#### WHAT TO DO:
Transcribe the records below exactly.

#### DATA SHOWN:
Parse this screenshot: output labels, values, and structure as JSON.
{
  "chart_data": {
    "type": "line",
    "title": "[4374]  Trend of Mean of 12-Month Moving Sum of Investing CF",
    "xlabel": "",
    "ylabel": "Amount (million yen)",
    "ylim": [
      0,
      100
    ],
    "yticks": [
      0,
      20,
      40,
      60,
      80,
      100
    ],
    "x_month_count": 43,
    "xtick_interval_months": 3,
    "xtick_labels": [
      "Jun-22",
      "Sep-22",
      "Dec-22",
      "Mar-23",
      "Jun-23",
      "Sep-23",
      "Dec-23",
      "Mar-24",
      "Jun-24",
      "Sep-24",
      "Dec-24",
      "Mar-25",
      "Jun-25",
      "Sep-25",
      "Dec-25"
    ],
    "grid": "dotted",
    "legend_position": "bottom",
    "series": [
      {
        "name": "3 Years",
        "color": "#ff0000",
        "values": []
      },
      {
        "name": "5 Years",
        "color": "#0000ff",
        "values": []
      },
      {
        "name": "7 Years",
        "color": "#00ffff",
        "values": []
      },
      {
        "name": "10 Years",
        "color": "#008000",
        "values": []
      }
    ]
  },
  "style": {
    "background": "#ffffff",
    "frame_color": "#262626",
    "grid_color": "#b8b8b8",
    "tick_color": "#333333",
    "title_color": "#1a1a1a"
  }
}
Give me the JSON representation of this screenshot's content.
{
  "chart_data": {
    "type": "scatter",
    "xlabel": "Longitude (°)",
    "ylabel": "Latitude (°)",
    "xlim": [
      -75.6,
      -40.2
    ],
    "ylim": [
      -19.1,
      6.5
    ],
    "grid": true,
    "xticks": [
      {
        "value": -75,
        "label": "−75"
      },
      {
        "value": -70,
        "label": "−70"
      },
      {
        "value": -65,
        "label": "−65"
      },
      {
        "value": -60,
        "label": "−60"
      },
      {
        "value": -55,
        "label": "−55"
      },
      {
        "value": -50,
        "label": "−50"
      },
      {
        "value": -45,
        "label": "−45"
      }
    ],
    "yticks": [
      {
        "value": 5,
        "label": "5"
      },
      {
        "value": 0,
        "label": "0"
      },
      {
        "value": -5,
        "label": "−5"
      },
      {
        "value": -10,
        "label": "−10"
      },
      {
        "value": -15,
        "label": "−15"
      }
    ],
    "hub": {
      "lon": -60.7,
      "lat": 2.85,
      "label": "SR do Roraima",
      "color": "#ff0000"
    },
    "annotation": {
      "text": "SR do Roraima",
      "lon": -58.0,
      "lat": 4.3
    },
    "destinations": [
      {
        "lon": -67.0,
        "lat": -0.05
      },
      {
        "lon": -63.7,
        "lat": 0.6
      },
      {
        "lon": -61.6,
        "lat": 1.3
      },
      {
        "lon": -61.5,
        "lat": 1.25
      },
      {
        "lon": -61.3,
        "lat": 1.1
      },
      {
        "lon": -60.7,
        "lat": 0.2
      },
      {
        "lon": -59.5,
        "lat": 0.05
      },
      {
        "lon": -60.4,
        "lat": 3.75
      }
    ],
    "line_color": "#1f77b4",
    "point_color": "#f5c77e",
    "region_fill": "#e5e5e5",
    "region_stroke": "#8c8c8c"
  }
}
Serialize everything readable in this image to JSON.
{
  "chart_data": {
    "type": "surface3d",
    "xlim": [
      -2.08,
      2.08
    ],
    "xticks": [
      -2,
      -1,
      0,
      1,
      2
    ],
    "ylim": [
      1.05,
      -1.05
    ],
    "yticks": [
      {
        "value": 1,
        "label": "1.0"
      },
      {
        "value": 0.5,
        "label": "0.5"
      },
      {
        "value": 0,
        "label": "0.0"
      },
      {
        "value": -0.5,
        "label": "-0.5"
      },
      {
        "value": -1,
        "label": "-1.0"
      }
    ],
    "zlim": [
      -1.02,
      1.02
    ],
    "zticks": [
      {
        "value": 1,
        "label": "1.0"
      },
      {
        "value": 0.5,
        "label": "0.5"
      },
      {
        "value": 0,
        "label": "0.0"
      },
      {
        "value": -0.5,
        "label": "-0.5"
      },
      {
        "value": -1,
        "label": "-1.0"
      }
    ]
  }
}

#### ANSWER TO THE EXERCISE:
Parse this screenshot: output labels, values, and structure as JSON.
{
  "chart_data": {
    "type": "line",
    "title": "[4374]  Trend of Mean of 12-Month Moving Sum of Investing CF",
    "xlabel": "",
    "ylabel": "Amount (million yen)",
    "ylim": [
      0,
      100
    ],
    "yticks": [
      0,
      20,
      40,
      60,
      80,
      100
    ],
    "x_month_count": 43,
    "xtick_interval_months": 3,
    "xtick_labels": [
      "Jun-22",
      "Sep-22",
      "Dec-22",
      "Mar-23",
      "Jun-23",
      "Sep-23",
      "Dec-23",
      "Mar-24",
      "Jun-24",
      "Sep-24",
      "Dec-24",
      "Mar-25",
      "Jun-25",
      "Sep-25",
      "Dec-25"
    ],
    "grid": "dotted",
    "legend_position": "bottom",
    "series": [
      {
        "name": "3 Years",
        "color": "#ff0000",
        "values": []
      },
      {
        "name": "5 Years",
        "color": "#0000ff",
        "values": []
      },
      {
        "name": "7 Years",
        "color": "#00ffff",
        "values": []
      },
      {
        "name": "10 Years",
        "color": "#008000",
        "values": []
      }
    ]
  },
  "style": {
    "background": "#ffffff",
    "frame_color": "#262626",
    "grid_color": "#b8b8b8",
    "tick_color": "#333333",
    "title_color": "#1a1a1a"
  }
}
Give me the JSON representation of this screenshot's content.
{
  "chart_data": {
    "type": "scatter",
    "xlabel": "Longitude (°)",
    "ylabel": "Latitude (°)",
    "xlim": [
      -75.6,
      -40.2
    ],
    "ylim": [
      -19.1,
      6.5
    ],
    "grid": true,
    "xticks": [
      {
        "value": -75,
        "label": "−75"
      },
      {
        "value": -70,
        "label": "−70"
      },
      {
        "value": -65,
        "label": "−65"
      },
      {
        "value": -60,
        "label": "−60"
      },
      {
        "value": -55,
        "label": "−55"
      },
      {
        "value": -50,
        "label": "−50"
      },
      {
        "value": -45,
        "label": "−45"
      }
    ],
    "yticks": [
      {
        "value": 5,
        "label": "5"
      },
      {
        "value": 0,
        "label": "0"
      },
      {
        "value": -5,
        "label": "−5"
      },
      {
        "value": -10,
        "label": "−10"
      },
      {
        "value": -15,
        "label": "−15"
      }
    ],
    "hub": {
      "lon": -60.7,
      "lat": 2.85,
      "label": "SR do Roraima",
      "color": "#ff0000"
    },
    "annotation": {
      "text": "SR do Roraima",
      "lon": -58.0,
      "lat": 4.3
    },
    "destinations": [
      {
        "lon": -67.0,
        "lat": -0.05
      },
      {
        "lon": -63.7,
        "lat": 0.6
      },
      {
        "lon": -61.6,
        "lat": 1.3
      },
      {
        "lon": -61.5,
        "lat": 1.25
      },
      {
        "lon": -61.3,
        "lat": 1.1
      },
      {
        "lon": -60.7,
        "lat": 0.2
      },
      {
        "lon": -59.5,
        "lat": 0.05
      },
      {
        "lon": -60.4,
        "lat": 3.75
      }
    ],
    "line_color": "#1f77b4",
    "point_color": "#f5c77e",
    "region_fill": "#e5e5e5",
    "region_stroke": "#8c8c8c"
  }
}
Serialize everything readable in this image to JSON.
{
  "chart_data": {
    "type": "surface3d",
    "xlim": [
      -2.08,
      2.08
    ],
    "xticks": [
      -2,
      -1,
      0,
      1,
      2
    ],
    "ylim": [
      1.05,
      -1.05
    ],
    "yticks": [
      {
        "value": 1,
        "label": "1.0"
      },
      {
        "value": 0.5,
        "label": "0.5"
      },
      {
        "value": 0,
        "label": "0.0"
      },
      {
        "value": -0.5,
        "label": "-0.5"
      },
      {
        "value": -1,
        "label": "-1.0"
      }
    ],
    "zlim": [
      -1.02,
      1.02
    ],
    "zticks": [
      {
        "value": 1,
        "label": "1.0"
      },
      {
        "value": 0.5,
        "label": "0.5"
      },
      {
        "value": 0,
        "label": "0.0"
      },
      {
        "value": -0.5,
        "label": "-0.5"
      },
      {
        "value": -1,
        "label": "-1.0"
      }
    ]
  }
}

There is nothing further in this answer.